--- START ---

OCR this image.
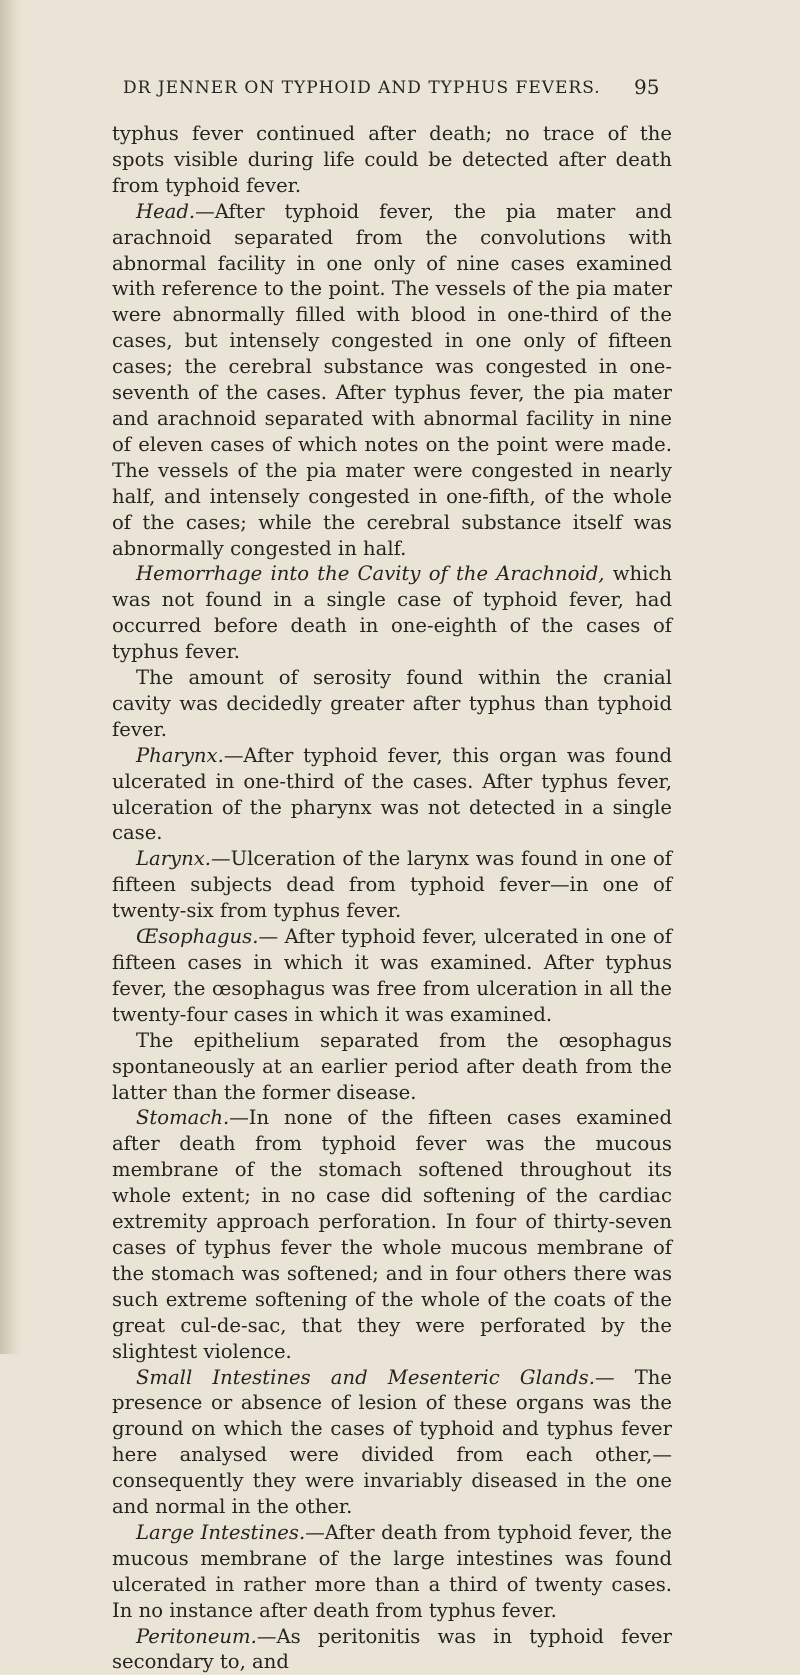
DR JENNER ON TYPHOID AND TYPHUS FEVERS. 95

typhus fever continued after death; no trace of the spots visible during life could be detected after death from typhoid fever.

Head.—After typhoid fever, the pia mater and arachnoid separated from the convolutions with abnormal facility in one only of nine cases examined with reference to the point. The vessels of the pia mater were abnormally filled with blood in one-third of the cases, but intensely congested in one only of fifteen cases; the cerebral substance was congested in one-seventh of the cases. After typhus fever, the pia mater and arachnoid separated with abnormal facility in nine of eleven cases of which notes on the point were made. The vessels of the pia mater were congested in nearly half, and intensely congested in one-fifth, of the whole of the cases; while the cerebral substance itself was abnormally congested in half.

Hemorrhage into the Cavity of the Arachnoid, which was not found in a single case of typhoid fever, had occurred before death in one-eighth of the cases of typhus fever.

The amount of serosity found within the cranial cavity was decidedly greater after typhus than typhoid fever.

Pharynx.—After typhoid fever, this organ was found ulcerated in one-third of the cases. After typhus fever, ulceration of the pharynx was not detected in a single case.

Larynx.—Ulceration of the larynx was found in one of fifteen subjects dead from typhoid fever—in one of twenty-six from typhus fever.

Œsophagus.— After typhoid fever, ulcerated in one of fifteen cases in which it was examined. After typhus fever, the œsophagus was free from ulceration in all the twenty-four cases in which it was examined.

The epithelium separated from the œsophagus spontaneously at an earlier period after death from the latter than the former disease.

Stomach.—In none of the fifteen cases examined after death from typhoid fever was the mucous membrane of the stomach softened throughout its whole extent; in no case did softening of the cardiac extremity approach perforation. In four of thirty-seven cases of typhus fever the whole mucous membrane of the stomach was softened; and in four others there was such extreme softening of the whole of the coats of the great cul-de-sac, that they were perforated by the slightest violence.

Small Intestines and Mesenteric Glands.— The presence or absence of lesion of these organs was the ground on which the cases of typhoid and typhus fever here analysed were divided from each other,—consequently they were invariably diseased in the one and normal in the other.

Large Intestines.—After death from typhoid fever, the mucous membrane of the large intestines was found ulcerated in rather more than a third of twenty cases. In no instance after death from typhus fever.

Peritoneum.—As peritonitis was in typhoid fever secondary to, and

--- END ---

Print all of the records shown above exactly, leaving out each picture.

*RESULT:*
OCR this image.
DR JENNER ON TYPHOID AND TYPHUS FEVERS. 95

typhus fever continued after death; no trace of the spots visible during life could be detected after death from typhoid fever.

Head.—After typhoid fever, the pia mater and arachnoid separated from the convolutions with abnormal facility in one only of nine cases examined with reference to the point. The vessels of the pia mater were abnormally filled with blood in one-third of the cases, but intensely congested in one only of fifteen cases; the cerebral substance was congested in one-seventh of the cases. After typhus fever, the pia mater and arachnoid separated with abnormal facility in nine of eleven cases of which notes on the point were made. The vessels of the pia mater were congested in nearly half, and intensely congested in one-fifth, of the whole of the cases; while the cerebral substance itself was abnormally congested in half.

Hemorrhage into the Cavity of the Arachnoid, which was not found in a single case of typhoid fever, had occurred before death in one-eighth of the cases of typhus fever.

The amount of serosity found within the cranial cavity was decidedly greater after typhus than typhoid fever.

Pharynx.—After typhoid fever, this organ was found ulcerated in one-third of the cases. After typhus fever, ulceration of the pharynx was not detected in a single case.

Larynx.—Ulceration of the larynx was found in one of fifteen subjects dead from typhoid fever—in one of twenty-six from typhus fever.

Œsophagus.— After typhoid fever, ulcerated in one of fifteen cases in which it was examined. After typhus fever, the œsophagus was free from ulceration in all the twenty-four cases in which it was examined.

The epithelium separated from the œsophagus spontaneously at an earlier period after death from the latter than the former disease.

Stomach.—In none of the fifteen cases examined after death from typhoid fever was the mucous membrane of the stomach softened throughout its whole extent; in no case did softening of the cardiac extremity approach perforation. In four of thirty-seven cases of typhus fever the whole mucous membrane of the stomach was softened; and in four others there was such extreme softening of the whole of the coats of the great cul-de-sac, that they were perforated by the slightest violence.

Small Intestines and Mesenteric Glands.— The presence or absence of lesion of these organs was the ground on which the cases of typhoid and typhus fever here analysed were divided from each other,—consequently they were invariably diseased in the one and normal in the other.

Large Intestines.—After death from typhoid fever, the mucous membrane of the large intestines was found ulcerated in rather more than a third of twenty cases. In no instance after death from typhus fever.

Peritoneum.—As peritonitis was in typhoid fever secondary to, and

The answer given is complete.